# Goal of the exercise
Tally the lines containing the word "民办学校", and report the tally alone.

☆ ☆ ☆ ☆

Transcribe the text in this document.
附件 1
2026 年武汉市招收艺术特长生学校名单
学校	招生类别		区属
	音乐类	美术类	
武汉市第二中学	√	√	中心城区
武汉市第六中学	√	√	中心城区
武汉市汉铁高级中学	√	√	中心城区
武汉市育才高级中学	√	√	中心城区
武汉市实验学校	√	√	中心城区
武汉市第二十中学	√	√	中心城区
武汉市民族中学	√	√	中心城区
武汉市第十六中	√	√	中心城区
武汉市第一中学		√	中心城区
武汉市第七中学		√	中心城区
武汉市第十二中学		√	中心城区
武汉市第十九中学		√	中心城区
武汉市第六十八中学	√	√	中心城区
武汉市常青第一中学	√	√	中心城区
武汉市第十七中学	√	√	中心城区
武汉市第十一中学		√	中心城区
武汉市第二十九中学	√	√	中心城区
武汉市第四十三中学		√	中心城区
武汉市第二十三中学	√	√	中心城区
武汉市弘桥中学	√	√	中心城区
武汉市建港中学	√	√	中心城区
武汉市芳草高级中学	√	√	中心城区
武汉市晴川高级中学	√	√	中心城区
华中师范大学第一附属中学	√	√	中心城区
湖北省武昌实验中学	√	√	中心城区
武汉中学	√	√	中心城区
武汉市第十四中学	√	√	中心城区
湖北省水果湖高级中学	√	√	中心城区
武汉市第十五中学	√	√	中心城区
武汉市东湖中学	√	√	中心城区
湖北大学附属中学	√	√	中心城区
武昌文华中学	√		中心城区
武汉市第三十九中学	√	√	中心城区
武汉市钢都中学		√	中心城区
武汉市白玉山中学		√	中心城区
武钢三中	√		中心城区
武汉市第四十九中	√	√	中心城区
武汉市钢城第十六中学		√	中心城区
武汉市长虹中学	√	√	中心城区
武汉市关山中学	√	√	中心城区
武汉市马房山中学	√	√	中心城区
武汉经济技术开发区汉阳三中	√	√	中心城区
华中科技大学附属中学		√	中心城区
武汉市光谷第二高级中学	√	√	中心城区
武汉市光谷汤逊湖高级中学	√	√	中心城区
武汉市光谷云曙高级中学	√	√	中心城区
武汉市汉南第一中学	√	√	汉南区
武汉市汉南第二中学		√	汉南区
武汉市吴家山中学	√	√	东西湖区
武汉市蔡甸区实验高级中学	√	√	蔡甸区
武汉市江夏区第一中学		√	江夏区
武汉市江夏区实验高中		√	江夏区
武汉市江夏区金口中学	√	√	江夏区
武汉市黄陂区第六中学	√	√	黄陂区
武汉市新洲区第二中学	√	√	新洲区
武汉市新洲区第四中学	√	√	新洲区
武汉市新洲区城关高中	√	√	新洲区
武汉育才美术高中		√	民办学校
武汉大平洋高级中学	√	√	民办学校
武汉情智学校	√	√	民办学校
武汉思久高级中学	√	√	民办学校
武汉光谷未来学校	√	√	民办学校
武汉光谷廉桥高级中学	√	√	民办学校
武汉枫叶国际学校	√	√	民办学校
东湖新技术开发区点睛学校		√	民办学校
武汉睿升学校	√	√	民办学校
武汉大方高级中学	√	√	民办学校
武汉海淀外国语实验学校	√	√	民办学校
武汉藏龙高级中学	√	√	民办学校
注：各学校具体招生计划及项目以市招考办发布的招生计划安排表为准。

☆ ☆ ☆ ☆

# Correct output
12